Go through the material below and copy each line where the word "name" appears.

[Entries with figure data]
(begin)
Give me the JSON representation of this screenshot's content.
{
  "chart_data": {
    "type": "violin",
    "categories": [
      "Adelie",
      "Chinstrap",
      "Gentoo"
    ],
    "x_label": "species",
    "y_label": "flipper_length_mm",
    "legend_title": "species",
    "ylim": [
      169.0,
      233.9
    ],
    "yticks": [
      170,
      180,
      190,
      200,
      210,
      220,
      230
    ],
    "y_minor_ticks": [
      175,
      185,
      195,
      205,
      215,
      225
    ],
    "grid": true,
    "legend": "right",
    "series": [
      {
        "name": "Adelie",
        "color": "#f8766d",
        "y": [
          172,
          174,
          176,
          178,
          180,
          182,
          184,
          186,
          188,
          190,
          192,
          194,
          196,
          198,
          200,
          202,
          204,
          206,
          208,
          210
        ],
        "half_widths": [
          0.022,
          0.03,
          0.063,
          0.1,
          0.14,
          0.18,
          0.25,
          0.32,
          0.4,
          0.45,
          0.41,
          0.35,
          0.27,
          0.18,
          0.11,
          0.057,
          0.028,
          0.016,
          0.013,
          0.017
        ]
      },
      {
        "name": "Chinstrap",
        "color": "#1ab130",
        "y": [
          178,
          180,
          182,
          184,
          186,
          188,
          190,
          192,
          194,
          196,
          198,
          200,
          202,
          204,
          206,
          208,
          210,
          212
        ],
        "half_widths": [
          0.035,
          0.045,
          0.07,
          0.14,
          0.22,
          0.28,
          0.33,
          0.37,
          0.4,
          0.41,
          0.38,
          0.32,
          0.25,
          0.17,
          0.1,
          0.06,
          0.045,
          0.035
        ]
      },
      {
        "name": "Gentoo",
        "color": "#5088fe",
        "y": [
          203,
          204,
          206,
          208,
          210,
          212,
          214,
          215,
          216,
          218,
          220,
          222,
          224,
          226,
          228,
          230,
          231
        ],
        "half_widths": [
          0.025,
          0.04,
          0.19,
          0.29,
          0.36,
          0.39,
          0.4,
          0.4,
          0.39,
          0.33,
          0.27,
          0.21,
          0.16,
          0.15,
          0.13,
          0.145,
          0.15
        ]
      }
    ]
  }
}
(end)
EXPECTED ANSWER:
        "name": "Adelie",
        "name": "Chinstrap",
        "name": "Gentoo",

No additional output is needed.